▸ **Requirement**:
Reproduce each record below exactly as written.

[Rows from a dataset]
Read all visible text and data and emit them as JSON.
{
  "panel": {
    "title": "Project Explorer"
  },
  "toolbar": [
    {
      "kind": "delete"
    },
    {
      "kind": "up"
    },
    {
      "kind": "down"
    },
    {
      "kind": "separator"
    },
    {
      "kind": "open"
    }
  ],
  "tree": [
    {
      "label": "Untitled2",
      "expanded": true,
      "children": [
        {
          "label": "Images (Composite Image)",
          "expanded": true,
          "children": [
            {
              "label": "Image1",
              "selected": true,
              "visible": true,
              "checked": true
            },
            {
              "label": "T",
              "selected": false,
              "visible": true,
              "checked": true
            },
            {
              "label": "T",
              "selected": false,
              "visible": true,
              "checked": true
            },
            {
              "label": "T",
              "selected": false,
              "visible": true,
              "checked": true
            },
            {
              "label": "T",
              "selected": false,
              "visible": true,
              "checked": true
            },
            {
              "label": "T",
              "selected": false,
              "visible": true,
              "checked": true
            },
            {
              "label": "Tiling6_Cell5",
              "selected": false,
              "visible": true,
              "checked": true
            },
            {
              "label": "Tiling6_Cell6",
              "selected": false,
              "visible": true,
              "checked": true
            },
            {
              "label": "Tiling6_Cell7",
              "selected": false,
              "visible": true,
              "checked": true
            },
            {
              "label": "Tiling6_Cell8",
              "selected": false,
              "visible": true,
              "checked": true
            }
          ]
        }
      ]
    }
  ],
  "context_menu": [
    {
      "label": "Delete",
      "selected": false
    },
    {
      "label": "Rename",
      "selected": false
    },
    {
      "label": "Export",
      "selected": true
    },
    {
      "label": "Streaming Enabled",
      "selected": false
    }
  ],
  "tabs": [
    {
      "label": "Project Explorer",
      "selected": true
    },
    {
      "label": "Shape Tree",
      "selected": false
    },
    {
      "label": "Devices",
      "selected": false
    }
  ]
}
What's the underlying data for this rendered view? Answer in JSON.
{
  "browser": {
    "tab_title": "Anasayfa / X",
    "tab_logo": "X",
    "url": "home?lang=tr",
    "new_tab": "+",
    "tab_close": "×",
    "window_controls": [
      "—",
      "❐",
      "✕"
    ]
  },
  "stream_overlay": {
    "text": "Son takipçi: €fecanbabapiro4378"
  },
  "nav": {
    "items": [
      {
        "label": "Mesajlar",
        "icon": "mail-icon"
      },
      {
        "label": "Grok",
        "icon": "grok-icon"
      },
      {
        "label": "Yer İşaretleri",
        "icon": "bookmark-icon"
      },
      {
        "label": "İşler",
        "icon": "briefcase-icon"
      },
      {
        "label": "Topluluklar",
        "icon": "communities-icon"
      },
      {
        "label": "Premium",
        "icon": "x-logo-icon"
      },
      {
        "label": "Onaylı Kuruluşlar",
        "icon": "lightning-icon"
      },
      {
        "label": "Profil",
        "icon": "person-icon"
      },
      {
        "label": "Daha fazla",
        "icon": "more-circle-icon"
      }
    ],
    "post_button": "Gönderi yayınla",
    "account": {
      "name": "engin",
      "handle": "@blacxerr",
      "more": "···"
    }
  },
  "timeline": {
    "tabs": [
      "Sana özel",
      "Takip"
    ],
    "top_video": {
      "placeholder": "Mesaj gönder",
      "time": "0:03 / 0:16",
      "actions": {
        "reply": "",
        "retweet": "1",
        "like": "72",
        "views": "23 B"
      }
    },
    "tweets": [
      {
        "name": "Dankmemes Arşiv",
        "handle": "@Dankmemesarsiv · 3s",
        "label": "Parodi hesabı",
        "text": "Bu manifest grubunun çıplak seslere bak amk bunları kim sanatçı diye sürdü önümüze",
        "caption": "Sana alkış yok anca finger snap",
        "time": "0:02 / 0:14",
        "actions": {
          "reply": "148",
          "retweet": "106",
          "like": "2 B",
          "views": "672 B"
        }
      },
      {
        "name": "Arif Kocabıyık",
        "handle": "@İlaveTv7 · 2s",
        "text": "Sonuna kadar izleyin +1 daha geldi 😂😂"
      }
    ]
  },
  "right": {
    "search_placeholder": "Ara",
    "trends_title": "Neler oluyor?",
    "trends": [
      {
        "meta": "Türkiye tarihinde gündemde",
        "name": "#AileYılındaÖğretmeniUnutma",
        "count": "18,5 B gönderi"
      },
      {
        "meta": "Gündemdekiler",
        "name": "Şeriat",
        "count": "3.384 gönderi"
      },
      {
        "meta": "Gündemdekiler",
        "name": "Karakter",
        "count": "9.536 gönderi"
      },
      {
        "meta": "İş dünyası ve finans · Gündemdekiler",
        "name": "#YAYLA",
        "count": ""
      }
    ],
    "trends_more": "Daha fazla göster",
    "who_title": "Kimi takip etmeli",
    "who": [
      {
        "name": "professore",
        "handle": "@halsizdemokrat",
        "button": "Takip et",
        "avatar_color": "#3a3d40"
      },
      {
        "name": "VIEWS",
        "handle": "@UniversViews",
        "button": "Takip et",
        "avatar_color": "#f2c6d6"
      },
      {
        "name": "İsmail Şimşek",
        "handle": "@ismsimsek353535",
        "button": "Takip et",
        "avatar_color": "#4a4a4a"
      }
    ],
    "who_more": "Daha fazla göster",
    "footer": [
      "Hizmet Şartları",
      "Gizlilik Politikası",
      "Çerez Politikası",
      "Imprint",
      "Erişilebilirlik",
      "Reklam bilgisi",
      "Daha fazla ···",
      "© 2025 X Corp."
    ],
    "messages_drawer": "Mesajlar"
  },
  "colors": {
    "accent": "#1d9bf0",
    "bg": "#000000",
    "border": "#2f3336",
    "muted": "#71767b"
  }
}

▸ **Answer to the exercise**:
Read all visible text and data and emit them as JSON.
{
  "panel": {
    "title": "Project Explorer"
  },
  "toolbar": [
    {
      "kind": "delete"
    },
    {
      "kind": "up"
    },
    {
      "kind": "down"
    },
    {
      "kind": "separator"
    },
    {
      "kind": "open"
    }
  ],
  "tree": [
    {
      "label": "Untitled2",
      "expanded": true,
      "children": [
        {
          "label": "Images (Composite Image)",
          "expanded": true,
          "children": [
            {
              "label": "Image1",
              "selected": true,
              "visible": true,
              "checked": true
            },
            {
              "label": "T",
              "selected": false,
              "visible": true,
              "checked": true
            },
            {
              "label": "T",
              "selected": false,
              "visible": true,
              "checked": true
            },
            {
              "label": "T",
              "selected": false,
              "visible": true,
              "checked": true
            },
            {
              "label": "T",
              "selected": false,
              "visible": true,
              "checked": true
            },
            {
              "label": "T",
              "selected": false,
              "visible": true,
              "checked": true
            },
            {
              "label": "Tiling6_Cell5",
              "selected": false,
              "visible": true,
              "checked": true
            },
            {
              "label": "Tiling6_Cell6",
              "selected": false,
              "visible": true,
              "checked": true
            },
            {
              "label": "Tiling6_Cell7",
              "selected": false,
              "visible": true,
              "checked": true
            },
            {
              "label": "Tiling6_Cell8",
              "selected": false,
              "visible": true,
              "checked": true
            }
          ]
        }
      ]
    }
  ],
  "context_menu": [
    {
      "label": "Delete",
      "selected": false
    },
    {
      "label": "Rename",
      "selected": false
    },
    {
      "label": "Export",
      "selected": true
    },
    {
      "label": "Streaming Enabled",
      "selected": false
    }
  ],
  "tabs": [
    {
      "label": "Project Explorer",
      "selected": true
    },
    {
      "label": "Shape Tree",
      "selected": false
    },
    {
      "label": "Devices",
      "selected": false
    }
  ]
}
What's the underlying data for this rendered view? Answer in JSON.
{
  "browser": {
    "tab_title": "Anasayfa / X",
    "tab_logo": "X",
    "url": "home?lang=tr",
    "new_tab": "+",
    "tab_close": "×",
    "window_controls": [
      "—",
      "❐",
      "✕"
    ]
  },
  "stream_overlay": {
    "text": "Son takipçi: €fecanbabapiro4378"
  },
  "nav": {
    "items": [
      {
        "label": "Mesajlar",
        "icon": "mail-icon"
      },
      {
        "label": "Grok",
        "icon": "grok-icon"
      },
      {
        "label": "Yer İşaretleri",
        "icon": "bookmark-icon"
      },
      {
        "label": "İşler",
        "icon": "briefcase-icon"
      },
      {
        "label": "Topluluklar",
        "icon": "communities-icon"
      },
      {
        "label": "Premium",
        "icon": "x-logo-icon"
      },
      {
        "label": "Onaylı Kuruluşlar",
        "icon": "lightning-icon"
      },
      {
        "label": "Profil",
        "icon": "person-icon"
      },
      {
        "label": "Daha fazla",
        "icon": "more-circle-icon"
      }
    ],
    "post_button": "Gönderi yayınla",
    "account": {
      "name": "engin",
      "handle": "@blacxerr",
      "more": "···"
    }
  },
  "timeline": {
    "tabs": [
      "Sana özel",
      "Takip"
    ],
    "top_video": {
      "placeholder": "Mesaj gönder",
      "time": "0:03 / 0:16",
      "actions": {
        "reply": "",
        "retweet": "1",
        "like": "72",
        "views": "23 B"
      }
    },
    "tweets": [
      {
        "name": "Dankmemes Arşiv",
        "handle": "@Dankmemesarsiv · 3s",
        "label": "Parodi hesabı",
        "text": "Bu manifest grubunun çıplak seslere bak amk bunları kim sanatçı diye sürdü önümüze",
        "caption": "Sana alkış yok anca finger snap",
        "time": "0:02 / 0:14",
        "actions": {
          "reply": "148",
          "retweet": "106",
          "like": "2 B",
          "views": "672 B"
        }
      },
      {
        "name": "Arif Kocabıyık",
        "handle": "@İlaveTv7 · 2s",
        "text": "Sonuna kadar izleyin +1 daha geldi 😂😂"
      }
    ]
  },
  "right": {
    "search_placeholder": "Ara",
    "trends_title": "Neler oluyor?",
    "trends": [
      {
        "meta": "Türkiye tarihinde gündemde",
        "name": "#AileYılındaÖğretmeniUnutma",
        "count": "18,5 B gönderi"
      },
      {
        "meta": "Gündemdekiler",
        "name": "Şeriat",
        "count": "3.384 gönderi"
      },
      {
        "meta": "Gündemdekiler",
        "name": "Karakter",
        "count": "9.536 gönderi"
      },
      {
        "meta": "İş dünyası ve finans · Gündemdekiler",
        "name": "#YAYLA",
        "count": ""
      }
    ],
    "trends_more": "Daha fazla göster",
    "who_title": "Kimi takip etmeli",
    "who": [
      {
        "name": "professore",
        "handle": "@halsizdemokrat",
        "button": "Takip et",
        "avatar_color": "#3a3d40"
      },
      {
        "name": "VIEWS",
        "handle": "@UniversViews",
        "button": "Takip et",
        "avatar_color": "#f2c6d6"
      },
      {
        "name": "İsmail Şimşek",
        "handle": "@ismsimsek353535",
        "button": "Takip et",
        "avatar_color": "#4a4a4a"
      }
    ],
    "who_more": "Daha fazla göster",
    "footer": [
      "Hizmet Şartları",
      "Gizlilik Politikası",
      "Çerez Politikası",
      "Imprint",
      "Erişilebilirlik",
      "Reklam bilgisi",
      "Daha fazla ···",
      "© 2025 X Corp."
    ],
    "messages_drawer": "Mesajlar"
  },
  "colors": {
    "accent": "#1d9bf0",
    "bg": "#000000",
    "border": "#2f3336",
    "muted": "#71767b"
  }
}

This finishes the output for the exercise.